● Problem
Set down each entry exactly as given; pictures should not appear in the copy.

[Start Material]

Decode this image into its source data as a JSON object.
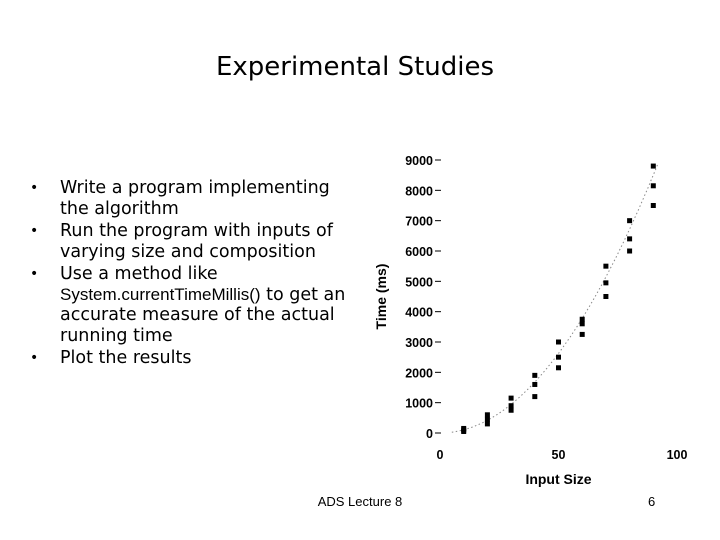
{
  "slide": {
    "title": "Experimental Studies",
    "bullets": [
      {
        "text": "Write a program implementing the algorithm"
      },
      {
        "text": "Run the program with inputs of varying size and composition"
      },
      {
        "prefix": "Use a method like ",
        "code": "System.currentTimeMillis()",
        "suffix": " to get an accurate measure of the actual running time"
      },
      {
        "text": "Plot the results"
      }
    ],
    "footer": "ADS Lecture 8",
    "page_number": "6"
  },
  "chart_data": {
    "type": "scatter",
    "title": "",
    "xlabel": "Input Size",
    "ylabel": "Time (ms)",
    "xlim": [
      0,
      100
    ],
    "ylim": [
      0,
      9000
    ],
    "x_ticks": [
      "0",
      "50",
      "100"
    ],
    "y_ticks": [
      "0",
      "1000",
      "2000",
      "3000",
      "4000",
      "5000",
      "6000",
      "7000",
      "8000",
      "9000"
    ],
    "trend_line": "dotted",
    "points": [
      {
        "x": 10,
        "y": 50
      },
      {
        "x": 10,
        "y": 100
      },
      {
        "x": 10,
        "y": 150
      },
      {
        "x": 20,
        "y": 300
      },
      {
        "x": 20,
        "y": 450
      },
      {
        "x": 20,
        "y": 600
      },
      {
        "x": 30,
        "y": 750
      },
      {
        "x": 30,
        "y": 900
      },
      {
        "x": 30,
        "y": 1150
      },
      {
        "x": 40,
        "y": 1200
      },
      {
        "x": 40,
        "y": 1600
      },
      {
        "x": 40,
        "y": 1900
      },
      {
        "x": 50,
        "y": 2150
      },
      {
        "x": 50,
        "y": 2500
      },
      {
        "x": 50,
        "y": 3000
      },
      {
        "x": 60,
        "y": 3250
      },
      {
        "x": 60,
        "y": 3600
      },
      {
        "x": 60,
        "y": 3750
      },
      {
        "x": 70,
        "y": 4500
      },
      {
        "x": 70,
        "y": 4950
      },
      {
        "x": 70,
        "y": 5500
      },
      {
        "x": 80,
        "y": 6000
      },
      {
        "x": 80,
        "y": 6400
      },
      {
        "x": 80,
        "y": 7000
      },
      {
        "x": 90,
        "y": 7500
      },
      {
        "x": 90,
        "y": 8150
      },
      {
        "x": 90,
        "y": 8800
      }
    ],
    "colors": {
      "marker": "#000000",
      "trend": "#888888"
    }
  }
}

[End Material]

● Finished task
Decode this image into its source data as a JSON object.
{
  "slide": {
    "title": "Experimental Studies",
    "bullets": [
      {
        "text": "Write a program implementing the algorithm"
      },
      {
        "text": "Run the program with inputs of varying size and composition"
      },
      {
        "prefix": "Use a method like ",
        "code": "System.currentTimeMillis()",
        "suffix": " to get an accurate measure of the actual running time"
      },
      {
        "text": "Plot the results"
      }
    ],
    "footer": "ADS Lecture 8",
    "page_number": "6"
  },
  "chart_data": {
    "type": "scatter",
    "title": "",
    "xlabel": "Input Size",
    "ylabel": "Time (ms)",
    "xlim": [
      0,
      100
    ],
    "ylim": [
      0,
      9000
    ],
    "x_ticks": [
      "0",
      "50",
      "100"
    ],
    "y_ticks": [
      "0",
      "1000",
      "2000",
      "3000",
      "4000",
      "5000",
      "6000",
      "7000",
      "8000",
      "9000"
    ],
    "trend_line": "dotted",
    "points": [
      {
        "x": 10,
        "y": 50
      },
      {
        "x": 10,
        "y": 100
      },
      {
        "x": 10,
        "y": 150
      },
      {
        "x": 20,
        "y": 300
      },
      {
        "x": 20,
        "y": 450
      },
      {
        "x": 20,
        "y": 600
      },
      {
        "x": 30,
        "y": 750
      },
      {
        "x": 30,
        "y": 900
      },
      {
        "x": 30,
        "y": 1150
      },
      {
        "x": 40,
        "y": 1200
      },
      {
        "x": 40,
        "y": 1600
      },
      {
        "x": 40,
        "y": 1900
      },
      {
        "x": 50,
        "y": 2150
      },
      {
        "x": 50,
        "y": 2500
      },
      {
        "x": 50,
        "y": 3000
      },
      {
        "x": 60,
        "y": 3250
      },
      {
        "x": 60,
        "y": 3600
      },
      {
        "x": 60,
        "y": 3750
      },
      {
        "x": 70,
        "y": 4500
      },
      {
        "x": 70,
        "y": 4950
      },
      {
        "x": 70,
        "y": 5500
      },
      {
        "x": 80,
        "y": 6000
      },
      {
        "x": 80,
        "y": 6400
      },
      {
        "x": 80,
        "y": 7000
      },
      {
        "x": 90,
        "y": 7500
      },
      {
        "x": 90,
        "y": 8150
      },
      {
        "x": 90,
        "y": 8800
      }
    ],
    "colors": {
      "marker": "#000000",
      "trend": "#888888"
    }
  }
}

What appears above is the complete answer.